What to do =
Extract each record and reproduce it exactly.

Supplied material =
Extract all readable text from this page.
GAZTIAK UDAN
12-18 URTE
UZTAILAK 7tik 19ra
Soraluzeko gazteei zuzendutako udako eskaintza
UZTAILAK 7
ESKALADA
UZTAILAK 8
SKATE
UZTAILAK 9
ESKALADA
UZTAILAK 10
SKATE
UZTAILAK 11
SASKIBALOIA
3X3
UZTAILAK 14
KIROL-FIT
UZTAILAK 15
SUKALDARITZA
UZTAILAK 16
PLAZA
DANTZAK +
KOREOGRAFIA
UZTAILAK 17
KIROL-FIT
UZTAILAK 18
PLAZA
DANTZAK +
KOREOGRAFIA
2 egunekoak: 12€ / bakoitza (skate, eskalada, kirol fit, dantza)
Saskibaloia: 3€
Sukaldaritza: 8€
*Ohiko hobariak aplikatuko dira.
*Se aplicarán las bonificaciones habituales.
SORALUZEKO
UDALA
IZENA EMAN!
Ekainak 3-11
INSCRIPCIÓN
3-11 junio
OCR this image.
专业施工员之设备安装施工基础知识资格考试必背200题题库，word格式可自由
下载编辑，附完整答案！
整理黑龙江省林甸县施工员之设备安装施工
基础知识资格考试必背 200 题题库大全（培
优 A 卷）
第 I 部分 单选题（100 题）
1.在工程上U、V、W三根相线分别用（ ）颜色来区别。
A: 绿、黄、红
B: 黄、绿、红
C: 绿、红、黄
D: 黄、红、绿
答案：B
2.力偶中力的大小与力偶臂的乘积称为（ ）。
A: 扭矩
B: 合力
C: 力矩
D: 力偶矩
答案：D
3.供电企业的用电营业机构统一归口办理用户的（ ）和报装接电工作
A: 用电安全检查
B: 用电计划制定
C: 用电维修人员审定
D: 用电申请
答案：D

Response for this exercise =
Extract all readable text from this page.
GAZTIAK UDAN
12-18 URTE
UZTAILAK 7tik 19ra
Soraluzeko gazteei zuzendutako udako eskaintza
UZTAILAK 7
ESKALADA
UZTAILAK 8
SKATE
UZTAILAK 9
ESKALADA
UZTAILAK 10
SKATE
UZTAILAK 11
SASKIBALOIA
3X3
UZTAILAK 14
KIROL-FIT
UZTAILAK 15
SUKALDARITZA
UZTAILAK 16
PLAZA
DANTZAK +
KOREOGRAFIA
UZTAILAK 17
KIROL-FIT
UZTAILAK 18
PLAZA
DANTZAK +
KOREOGRAFIA
2 egunekoak: 12€ / bakoitza (skate, eskalada, kirol fit, dantza)
Saskibaloia: 3€
Sukaldaritza: 8€
*Ohiko hobariak aplikatuko dira.
*Se aplicarán las bonificaciones habituales.
SORALUZEKO
UDALA
IZENA EMAN!
Ekainak 3-11
INSCRIPCIÓN
3-11 junio
OCR this image.
专业施工员之设备安装施工基础知识资格考试必背200题题库，word格式可自由
下载编辑，附完整答案！
整理黑龙江省林甸县施工员之设备安装施工
基础知识资格考试必背 200 题题库大全（培
优 A 卷）
第 I 部分 单选题（100 题）
1.在工程上U、V、W三根相线分别用（ ）颜色来区别。
A: 绿、黄、红
B: 黄、绿、红
C: 绿、红、黄
D: 黄、红、绿
答案：B
2.力偶中力的大小与力偶臂的乘积称为（ ）。
A: 扭矩
B: 合力
C: 力矩
D: 力偶矩
答案：D
3.供电企业的用电营业机构统一归口办理用户的（ ）和报装接电工作
A: 用电安全检查
B: 用电计划制定
C: 用电维修人员审定
D: 用电申请
答案：D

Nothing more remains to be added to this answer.